### Exercise input
--------------------------------------------------

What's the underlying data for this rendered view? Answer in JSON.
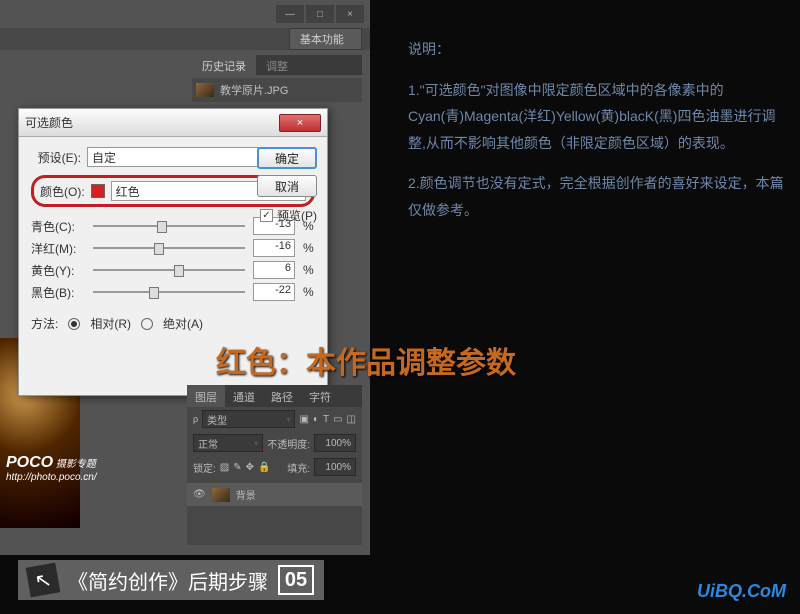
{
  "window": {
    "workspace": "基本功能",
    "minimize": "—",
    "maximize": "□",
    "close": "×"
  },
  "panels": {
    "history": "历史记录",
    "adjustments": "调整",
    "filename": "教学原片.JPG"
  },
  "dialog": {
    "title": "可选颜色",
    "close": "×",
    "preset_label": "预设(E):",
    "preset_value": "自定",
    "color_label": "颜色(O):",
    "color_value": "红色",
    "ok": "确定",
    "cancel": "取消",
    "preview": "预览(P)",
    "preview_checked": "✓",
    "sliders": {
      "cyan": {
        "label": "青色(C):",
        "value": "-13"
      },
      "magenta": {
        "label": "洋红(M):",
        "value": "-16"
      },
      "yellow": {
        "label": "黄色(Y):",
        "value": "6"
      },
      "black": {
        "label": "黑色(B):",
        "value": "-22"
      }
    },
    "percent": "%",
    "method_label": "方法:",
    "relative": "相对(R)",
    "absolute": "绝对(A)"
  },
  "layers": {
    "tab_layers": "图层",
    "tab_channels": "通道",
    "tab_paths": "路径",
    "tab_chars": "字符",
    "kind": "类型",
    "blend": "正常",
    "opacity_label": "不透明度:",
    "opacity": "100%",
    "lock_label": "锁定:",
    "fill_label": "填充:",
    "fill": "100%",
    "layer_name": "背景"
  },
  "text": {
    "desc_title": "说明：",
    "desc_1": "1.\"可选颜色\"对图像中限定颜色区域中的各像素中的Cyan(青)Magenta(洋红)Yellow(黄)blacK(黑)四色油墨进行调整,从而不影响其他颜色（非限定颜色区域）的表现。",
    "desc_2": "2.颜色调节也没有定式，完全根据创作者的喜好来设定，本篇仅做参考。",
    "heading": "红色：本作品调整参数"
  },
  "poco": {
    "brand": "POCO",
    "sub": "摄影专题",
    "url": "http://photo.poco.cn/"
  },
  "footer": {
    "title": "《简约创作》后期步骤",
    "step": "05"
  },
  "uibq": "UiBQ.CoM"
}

--------------------------------------------------

### Exercise objective
Write out each line again precisely as it appears, skipping every picture.

### Exercise response
What's the underlying data for this rendered view? Answer in JSON.
{
  "window": {
    "workspace": "基本功能",
    "minimize": "—",
    "maximize": "□",
    "close": "×"
  },
  "panels": {
    "history": "历史记录",
    "adjustments": "调整",
    "filename": "教学原片.JPG"
  },
  "dialog": {
    "title": "可选颜色",
    "close": "×",
    "preset_label": "预设(E):",
    "preset_value": "自定",
    "color_label": "颜色(O):",
    "color_value": "红色",
    "ok": "确定",
    "cancel": "取消",
    "preview": "预览(P)",
    "preview_checked": "✓",
    "sliders": {
      "cyan": {
        "label": "青色(C):",
        "value": "-13"
      },
      "magenta": {
        "label": "洋红(M):",
        "value": "-16"
      },
      "yellow": {
        "label": "黄色(Y):",
        "value": "6"
      },
      "black": {
        "label": "黑色(B):",
        "value": "-22"
      }
    },
    "percent": "%",
    "method_label": "方法:",
    "relative": "相对(R)",
    "absolute": "绝对(A)"
  },
  "layers": {
    "tab_layers": "图层",
    "tab_channels": "通道",
    "tab_paths": "路径",
    "tab_chars": "字符",
    "kind": "类型",
    "blend": "正常",
    "opacity_label": "不透明度:",
    "opacity": "100%",
    "lock_label": "锁定:",
    "fill_label": "填充:",
    "fill": "100%",
    "layer_name": "背景"
  },
  "text": {
    "desc_title": "说明：",
    "desc_1": "1.\"可选颜色\"对图像中限定颜色区域中的各像素中的Cyan(青)Magenta(洋红)Yellow(黄)blacK(黑)四色油墨进行调整,从而不影响其他颜色（非限定颜色区域）的表现。",
    "desc_2": "2.颜色调节也没有定式，完全根据创作者的喜好来设定，本篇仅做参考。",
    "heading": "红色：本作品调整参数"
  },
  "poco": {
    "brand": "POCO",
    "sub": "摄影专题",
    "url": "http://photo.poco.cn/"
  },
  "footer": {
    "title": "《简约创作》后期步骤",
    "step": "05"
  },
  "uibq": "UiBQ.CoM"
}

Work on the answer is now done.